→ Data rows:
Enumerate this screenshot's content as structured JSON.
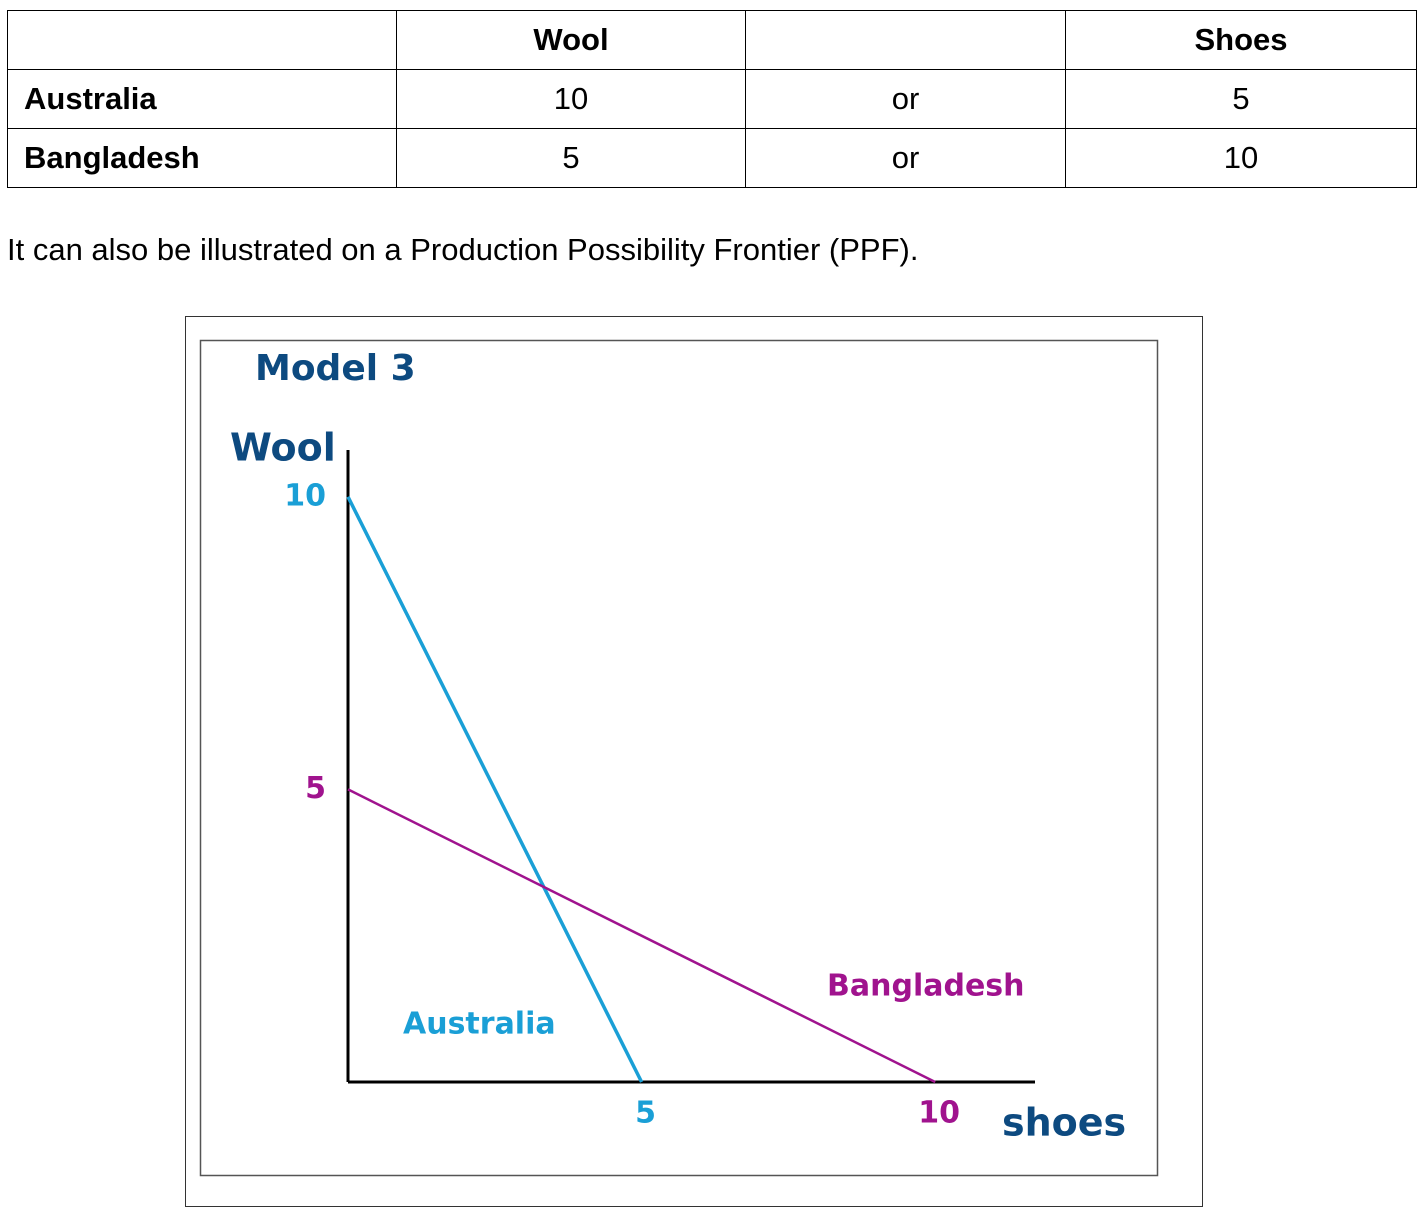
{
  "table": {
    "header": {
      "wool": "Wool",
      "shoes": "Shoes"
    },
    "rows": [
      [
        "Australia",
        10,
        "or",
        5
      ],
      [
        "Bangladesh",
        5,
        "or",
        10
      ]
    ]
  },
  "paragraph": "It can also be illustrated on a Production Possibility Frontier (PPF).",
  "chart_data": {
    "type": "line",
    "title": "Model 3",
    "y_label": "Wool",
    "x_label": "shoes",
    "xlim": [
      0,
      11.7
    ],
    "ylim": [
      0,
      10.8
    ],
    "xticks": [
      5,
      10
    ],
    "yticks": [
      5,
      10
    ],
    "series": [
      {
        "name": "Australia",
        "color": "#1a9fd6",
        "x": [
          0,
          5
        ],
        "values": [
          10,
          0
        ]
      },
      {
        "name": "Bangladesh",
        "color": "#a0138e",
        "x": [
          0,
          10
        ],
        "values": [
          5,
          0
        ]
      }
    ]
  }
}
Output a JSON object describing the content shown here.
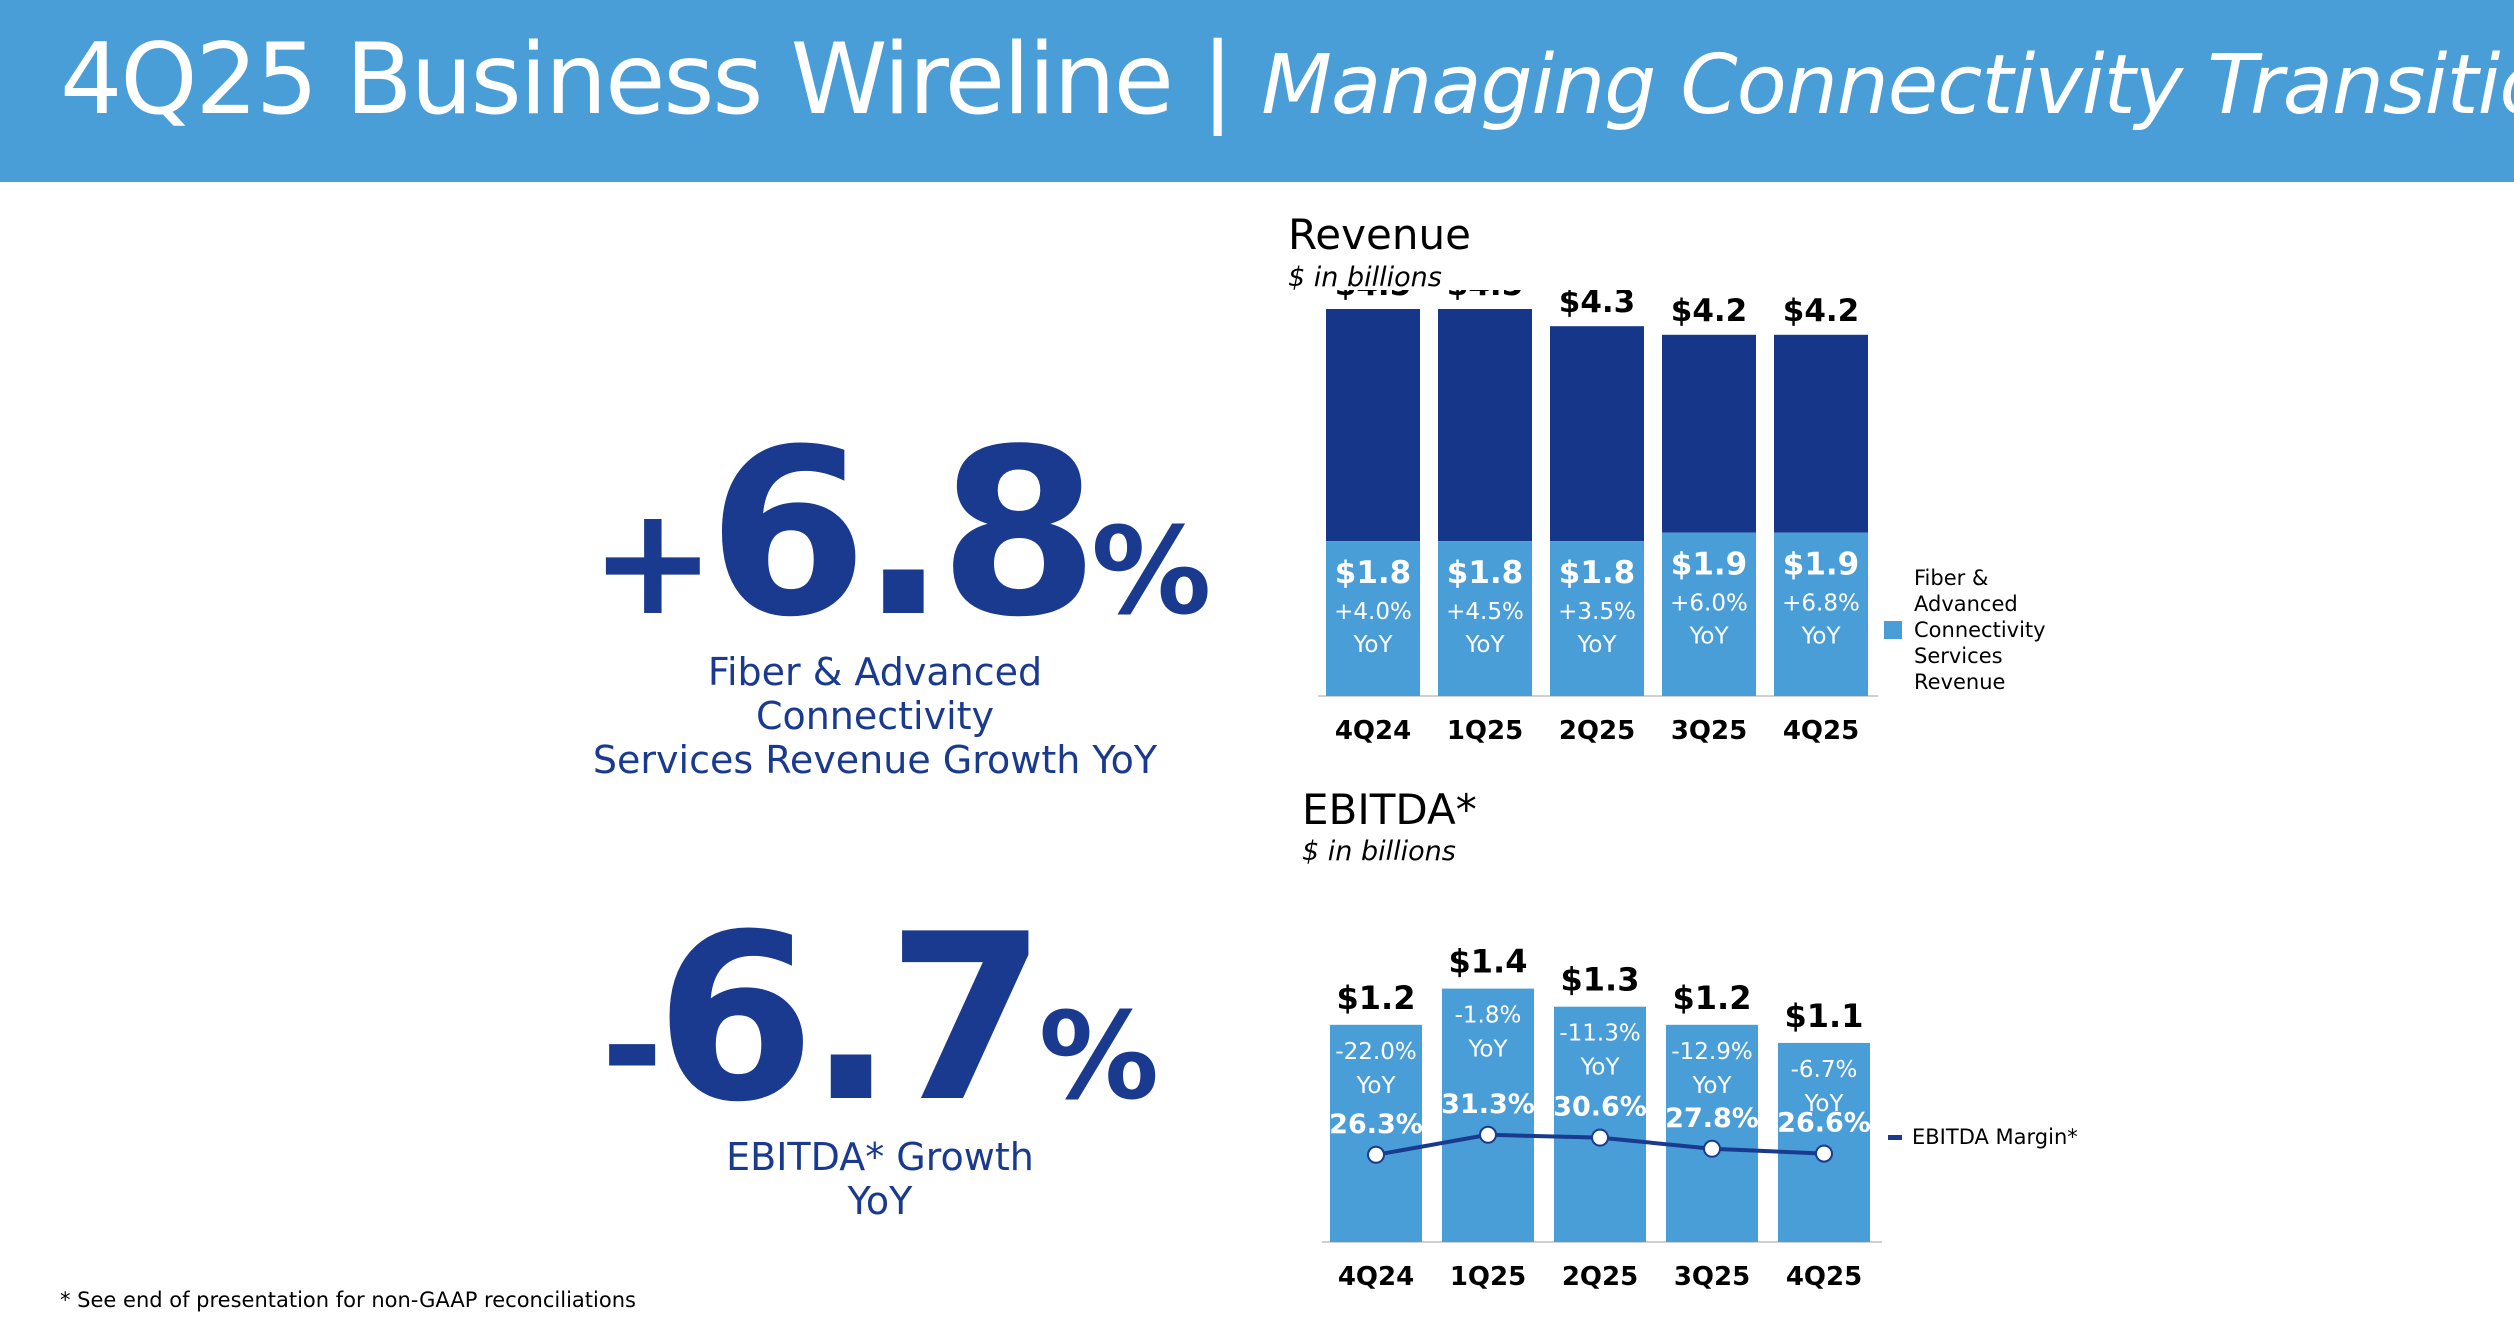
{
  "header": {
    "title": "4Q25 Business Wireline",
    "separator": "|",
    "subtitle": "Managing Connectivity Transition"
  },
  "kpis": [
    {
      "sign": "+",
      "number": "6.8",
      "pct": "%",
      "label_lines": [
        "Fiber & Advanced Connectivity",
        "Services Revenue Growth YoY"
      ]
    },
    {
      "sign": "-",
      "number": "6.7",
      "pct": "%",
      "label_lines": [
        "EBITDA* Growth",
        "YoY"
      ]
    }
  ],
  "colors": {
    "dark_bar": "#16368a",
    "light_bar": "#4a9ed8",
    "kpi_text": "#1a3a8f",
    "header_bg": "#4a9ed8",
    "margin_line": "#1a3a8f"
  },
  "chart_data": [
    {
      "type": "bar",
      "stacked": true,
      "title": "Revenue",
      "unit": "$ in billions",
      "categories": [
        "4Q24",
        "1Q25",
        "2Q25",
        "3Q25",
        "4Q25"
      ],
      "totals": [
        4.5,
        4.5,
        4.3,
        4.2,
        4.2
      ],
      "total_labels": [
        "$4.5",
        "$4.5",
        "$4.3",
        "$4.2",
        "$4.2"
      ],
      "series": [
        {
          "name": "Fiber & Advanced Connectivity Services Revenue",
          "values": [
            1.8,
            1.8,
            1.8,
            1.9,
            1.9
          ],
          "labels": [
            "$1.8",
            "$1.8",
            "$1.8",
            "$1.9",
            "$1.9"
          ],
          "growth": [
            "+4.0%",
            "+4.5%",
            "+3.5%",
            "+6.0%",
            "+6.8%"
          ]
        }
      ],
      "growth_suffix": "YoY",
      "legend": {
        "lines": [
          "Fiber &",
          "Advanced",
          "Connectivity",
          "Services",
          "Revenue"
        ],
        "placement": "right"
      }
    },
    {
      "type": "bar",
      "title": "EBITDA*",
      "unit": "$ in billions",
      "categories": [
        "4Q24",
        "1Q25",
        "2Q25",
        "3Q25",
        "4Q25"
      ],
      "values": [
        1.2,
        1.4,
        1.3,
        1.2,
        1.1
      ],
      "value_labels": [
        "$1.2",
        "$1.4",
        "$1.3",
        "$1.2",
        "$1.1"
      ],
      "growth": [
        "-22.0%",
        "-1.8%",
        "-11.3%",
        "-12.9%",
        "-6.7%"
      ],
      "growth_suffix": "YoY",
      "margin_series": {
        "name": "EBITDA Margin*",
        "values": [
          26.3,
          31.3,
          30.6,
          27.8,
          26.6
        ],
        "labels": [
          "26.3%",
          "31.3%",
          "30.6%",
          "27.8%",
          "26.6%"
        ]
      },
      "legend": {
        "text": "EBITDA Margin*",
        "placement": "right"
      }
    }
  ],
  "footnote": "* See end of presentation for non-GAAP reconciliations"
}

→ What is expected:
Go through the records above and copy every line with the word "name".

→ Response to this task:
        "name": "Australia",
        "name": "Bangladesh",
          "name": "Fiber & Advanced Connectivity Services Revenue",
        "name": "EBITDA Margin*",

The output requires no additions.